Stored data entries.
+-------+

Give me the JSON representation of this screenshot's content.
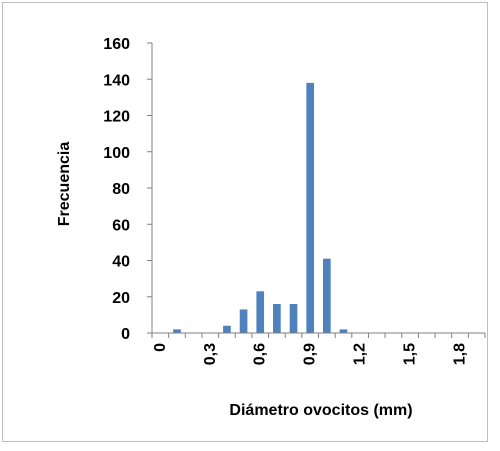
{
  "chart_data": {
    "type": "bar",
    "title": "",
    "xlabel": "Diámetro ovocitos (mm)",
    "ylabel": "Frecuencia",
    "ylim": [
      0,
      160
    ],
    "yticks": [
      "0",
      "20",
      "40",
      "60",
      "80",
      "100",
      "120",
      "140",
      "160"
    ],
    "x_tick_labels": [
      "0",
      "0,3",
      "0,6",
      "0,9",
      "1,2",
      "1,5",
      "1,8"
    ],
    "x_tick_every": 3,
    "categories": [
      "0",
      "0,1",
      "0,2",
      "0,3",
      "0,4",
      "0,5",
      "0,6",
      "0,7",
      "0,8",
      "0,9",
      "1",
      "1,1",
      "1,2",
      "1,3",
      "1,4",
      "1,5",
      "1,6",
      "1,7",
      "1,8",
      "1,9"
    ],
    "values": [
      0,
      2,
      0,
      0,
      4,
      13,
      23,
      16,
      16,
      138,
      41,
      2,
      0,
      0,
      0,
      0,
      0,
      0,
      0,
      0
    ],
    "bar_color": "#4f81bd",
    "grid": false,
    "legend": "none"
  }
}
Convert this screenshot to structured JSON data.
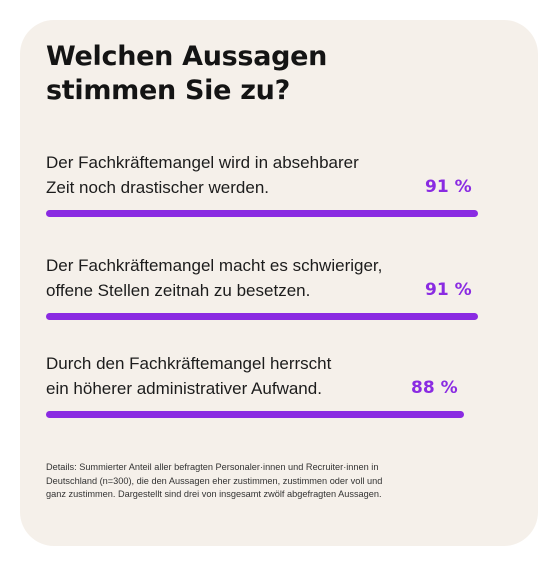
{
  "title_line1": "Welchen Aussagen",
  "title_line2": "stimmen Sie zu?",
  "accent_color": "#8a2be2",
  "card_color": "#f5f0ea",
  "chart_data": {
    "type": "bar",
    "orientation": "horizontal",
    "categories": [
      [
        "Der Fachkräftemangel wird in absehbarer",
        "Zeit noch drastischer werden."
      ],
      [
        "Der Fachkräftemangel macht es schwieriger,",
        "offene Stellen zeitnah zu besetzen."
      ],
      [
        "Durch den Fachkräftemangel herrscht",
        "ein höherer administrativer Aufwand."
      ]
    ],
    "values": [
      91,
      91,
      88
    ],
    "value_labels": [
      "91 %",
      "91 %",
      "88 %"
    ],
    "unit": "%",
    "xlim": [
      0,
      91
    ],
    "grid": false,
    "legend": "none"
  },
  "note_line1": "Details: Summierter Anteil aller befragten Personaler·innen und Recruiter·innen in",
  "note_line2": "Deutschland (n=300), die den Aussagen eher zustimmen, zustimmen oder voll und",
  "note_line3": "ganz zustimmen. Dargestellt sind drei von insgesamt zwölf abgefragten Aussagen."
}
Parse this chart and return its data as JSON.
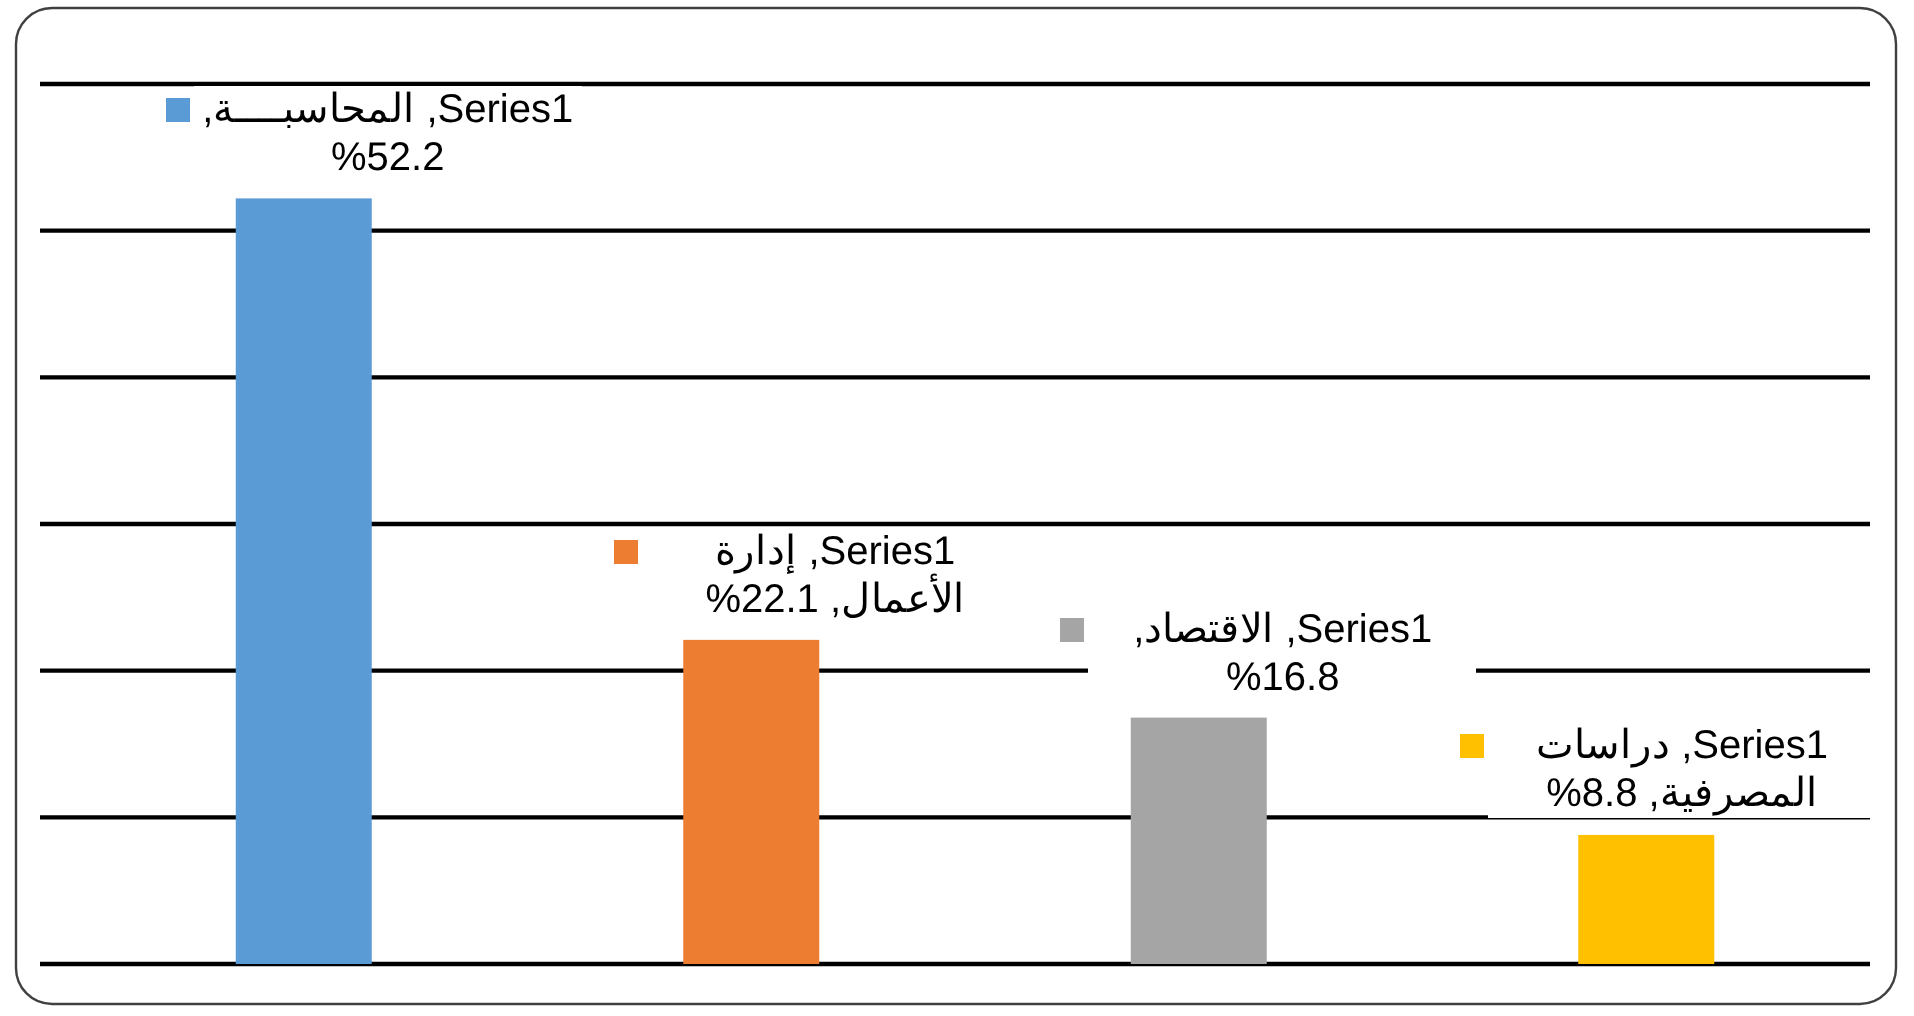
{
  "chart_data": {
    "type": "bar",
    "categories": [
      null,
      null,
      null,
      null
    ],
    "series": [
      {
        "colors": [
          "#5b9bd5",
          "#ed7d31",
          "#a5a5a5",
          "#ffc000"
        ],
        "values": [
          52.2,
          22.1,
          16.8,
          8.8
        ],
        "value_labels": [
          "Series1, المحاسبــــة, 52.2%",
          "Series1, إدارة الأعمال, 22.1%",
          "Series1, الاقتصاد, 16.8%",
          "Series1, دراسات المصرفية, 8.8%"
        ]
      }
    ],
    "ylim": [
      0,
      60
    ],
    "yticks": [
      {
        "value": 0,
        "label": null
      },
      {
        "value": 10,
        "label": null
      },
      {
        "value": 20,
        "label": null
      },
      {
        "value": 30,
        "label": null
      },
      {
        "value": 40,
        "label": null
      },
      {
        "value": 50,
        "label": null
      },
      {
        "value": 60,
        "label": null
      }
    ],
    "grid": "y",
    "tick_labels": false
  }
}
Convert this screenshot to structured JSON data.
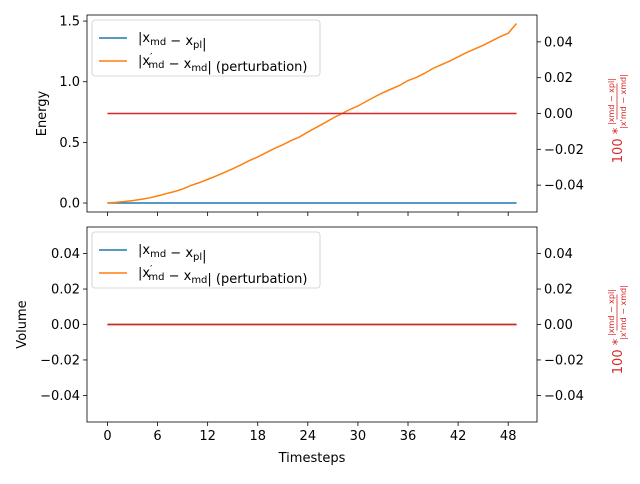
{
  "chart_data": [
    {
      "type": "line",
      "xlabel": "",
      "ylabel": "Energy",
      "y2label": "100 * |x_md - x_pl| / |x'_md - x_md|",
      "xlim": [
        -2.45,
        51.45
      ],
      "ylim": [
        -0.074,
        1.55
      ],
      "y2lim": [
        -0.055,
        0.055
      ],
      "x_ticks": [
        0,
        6,
        12,
        18,
        24,
        30,
        36,
        42,
        48
      ],
      "y_ticks": [
        "0.0",
        "0.5",
        "1.0",
        "1.5"
      ],
      "y2_ticks": [
        "−0.04",
        "−0.02",
        "0.00",
        "0.02",
        "0.04"
      ],
      "legend_position": "upper-left",
      "colors": {
        "blue": "#1f77b4",
        "orange": "#ff7f0e",
        "red": "#d62728"
      },
      "series": [
        {
          "name": "|x_md − x_pl|",
          "color": "#1f77b4",
          "axis": "left",
          "x": [
            0,
            49
          ],
          "values": [
            0.0,
            0.0
          ]
        },
        {
          "name": "|x'_md − x_md| (perturbation)",
          "color": "#ff7f0e",
          "axis": "left",
          "x": [
            0,
            1,
            2,
            3,
            4,
            5,
            6,
            7,
            8,
            9,
            10,
            11,
            12,
            13,
            14,
            15,
            16,
            17,
            18,
            19,
            20,
            21,
            22,
            23,
            24,
            25,
            26,
            27,
            28,
            29,
            30,
            31,
            32,
            33,
            34,
            35,
            36,
            37,
            38,
            39,
            40,
            41,
            42,
            43,
            44,
            45,
            46,
            47,
            48,
            49
          ],
          "values": [
            0.0,
            0.005,
            0.012,
            0.02,
            0.03,
            0.042,
            0.058,
            0.077,
            0.094,
            0.115,
            0.145,
            0.168,
            0.195,
            0.222,
            0.252,
            0.282,
            0.315,
            0.35,
            0.38,
            0.415,
            0.45,
            0.48,
            0.515,
            0.545,
            0.585,
            0.623,
            0.66,
            0.7,
            0.735,
            0.77,
            0.8,
            0.838,
            0.875,
            0.91,
            0.94,
            0.97,
            1.01,
            1.035,
            1.07,
            1.11,
            1.14,
            1.17,
            1.205,
            1.24,
            1.27,
            1.3,
            1.335,
            1.37,
            1.4,
            1.48
          ]
        },
        {
          "name": "",
          "color": "#d62728",
          "axis": "right",
          "x": [
            0,
            49
          ],
          "values": [
            0.0,
            0.0
          ]
        }
      ]
    },
    {
      "type": "line",
      "xlabel": "Timesteps",
      "ylabel": "Volume",
      "y2label": "100 * |x_md - x_pl| / |x'_md - x_md|",
      "xlim": [
        -2.45,
        51.45
      ],
      "ylim": [
        -0.055,
        0.055
      ],
      "y2lim": [
        -0.055,
        0.055
      ],
      "x_ticks": [
        0,
        6,
        12,
        18,
        24,
        30,
        36,
        42,
        48
      ],
      "y_ticks": [
        "−0.04",
        "−0.02",
        "0.00",
        "0.02",
        "0.04"
      ],
      "y2_ticks": [
        "−0.04",
        "−0.02",
        "0.00",
        "0.02",
        "0.04"
      ],
      "legend_position": "upper-left",
      "series": [
        {
          "name": "|x_md − x_pl|",
          "color": "#1f77b4",
          "axis": "left",
          "x": [
            0,
            49
          ],
          "values": [
            0.0,
            0.0
          ]
        },
        {
          "name": "|x'_md − x_md| (perturbation)",
          "color": "#ff7f0e",
          "axis": "left",
          "x": [
            0,
            49
          ],
          "values": [
            0.0,
            0.0
          ]
        },
        {
          "name": "",
          "color": "#d62728",
          "axis": "right",
          "x": [
            0,
            49
          ],
          "values": [
            0.0,
            0.0
          ]
        }
      ]
    }
  ],
  "legend_texts": {
    "entry1": "|x_md − x_pl|",
    "entry2": "|x'_md − x_md| (perturbation)"
  }
}
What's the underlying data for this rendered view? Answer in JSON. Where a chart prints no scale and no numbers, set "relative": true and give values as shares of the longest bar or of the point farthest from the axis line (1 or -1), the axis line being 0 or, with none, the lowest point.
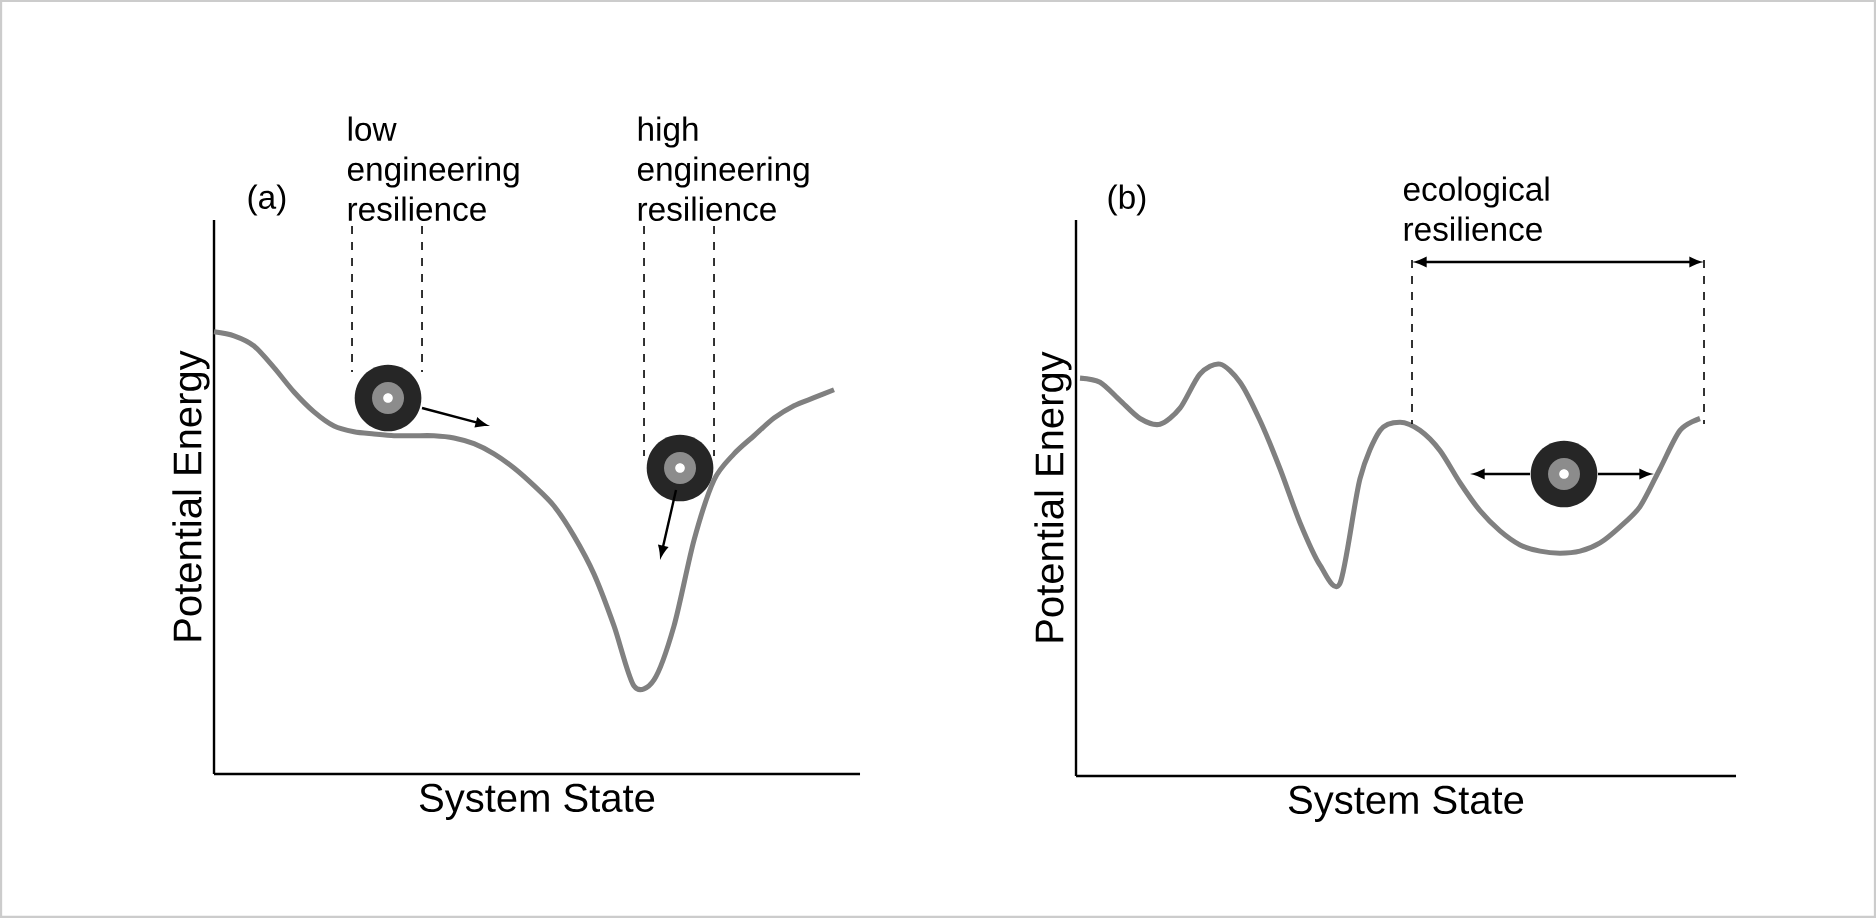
{
  "chart_data": [
    {
      "type": "line",
      "relative": true,
      "xlabel": "System State",
      "ylabel": "Potential Energy",
      "annotations": [
        "(a)",
        "low engineering resilience",
        "high engineering resilience"
      ],
      "categories": [
        null,
        null,
        null,
        null,
        null,
        null,
        null,
        null,
        null,
        null,
        null,
        null,
        null,
        null,
        null,
        null,
        null,
        null,
        null,
        null,
        null,
        null,
        null,
        null,
        null,
        null,
        null,
        null,
        null,
        null,
        null,
        null
      ],
      "series": [
        {
          "color": "#808080",
          "values": [
            1,
            0.991,
            0.968,
            0.919,
            0.864,
            0.819,
            0.787,
            0.774,
            0.769,
            0.765,
            0.765,
            0.765,
            0.76,
            0.747,
            0.724,
            0.692,
            0.652,
            0.606,
            0.538,
            0.452,
            0.335,
            0.199,
            0.213,
            0.335,
            0.529,
            0.665,
            0.724,
            0.765,
            0.805,
            0.833,
            0.851,
            0.869
          ]
        }
      ]
    },
    {
      "type": "line",
      "relative": true,
      "xlabel": "System State",
      "ylabel": "Potential Energy",
      "annotations": [
        "(b)",
        "ecological resilience"
      ],
      "categories": [
        null,
        null,
        null,
        null,
        null,
        null,
        null,
        null,
        null,
        null,
        null,
        null,
        null,
        null,
        null,
        null,
        null,
        null,
        null,
        null,
        null,
        null,
        null,
        null,
        null,
        null,
        null,
        null,
        null,
        null,
        null,
        null
      ],
      "series": [
        {
          "color": "#808080",
          "values": [
            0.966,
            0.956,
            0.912,
            0.868,
            0.854,
            0.893,
            0.976,
            1,
            0.956,
            0.863,
            0.746,
            0.615,
            0.512,
            0.468,
            0.722,
            0.839,
            0.859,
            0.839,
            0.79,
            0.712,
            0.644,
            0.595,
            0.561,
            0.546,
            0.541,
            0.546,
            0.566,
            0.605,
            0.654,
            0.746,
            0.839,
            0.868
          ]
        }
      ]
    }
  ]
}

+-------+

The task. From the entries above, select each line containing the string "JSON".

Task response.
Give me the JSON representation of this screenshot's content.
Convert this screenshot to structured JSON data.
Parse this chart and return its data as JSON.
Convert this screenshot to structured JSON data.
What's the underlying data for this rendered view? Answer in JSON. Where a chart prints no scale and no numbers, set "relative": true and give values as shares of the longest bar or of the point farthest from the axis line (1 or -1), the axis line being 0 or, with none, the lowest point.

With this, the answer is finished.